▶ _DATASET RECORDS_:
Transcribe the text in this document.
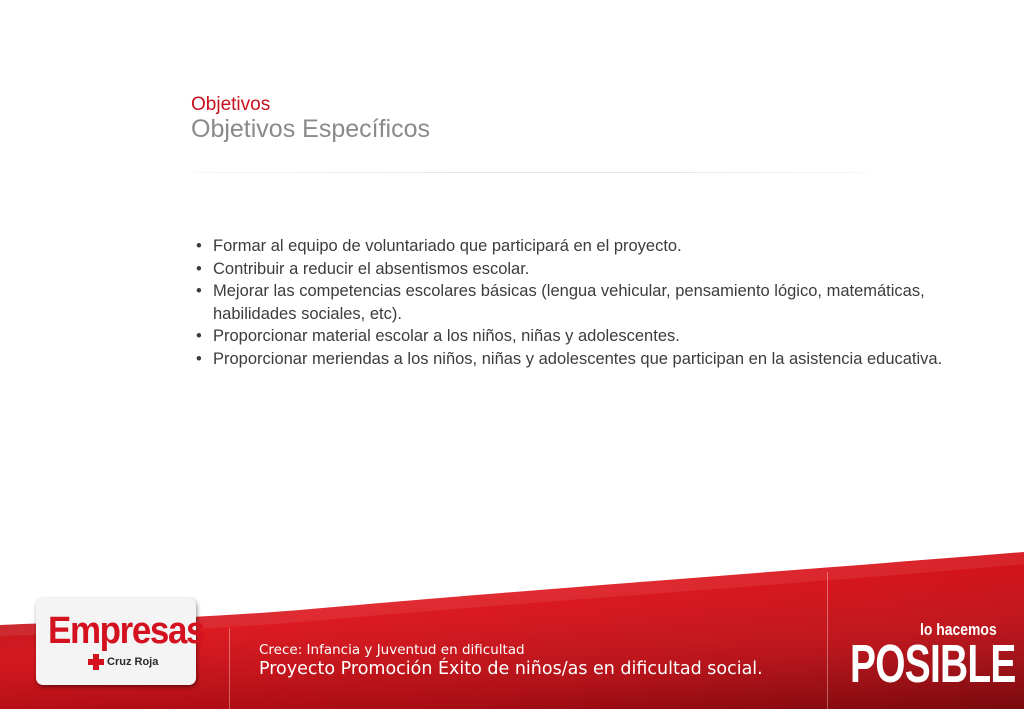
Objetivos
Objetivos Específicos
• Formar al equipo de voluntariado que participará en el proyecto.
• Contribuir a reducir el absentismos escolar.
• Mejorar las competencias escolares básicas (lengua vehicular, pensamiento lógico, matemáticas, habilidades sociales, etc).
• Proporcionar material escolar a los niños, niñas y adolescentes.
• Proporcionar meriendas a los niños, niñas y adolescentes que participan en la asistencia educativa.
Empresas
Cruz Roja
Crece: Infancia y Juventud en dificultad
Proyecto Promoción Éxito de niños/as en dificultad social.
lo hacemos
POSIBLE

▶ _YOUR TASK_: Give the number of lines above in which the word "dificultad" occurs, with nothing else.

▶ _SOLVED EXERCISE_: 2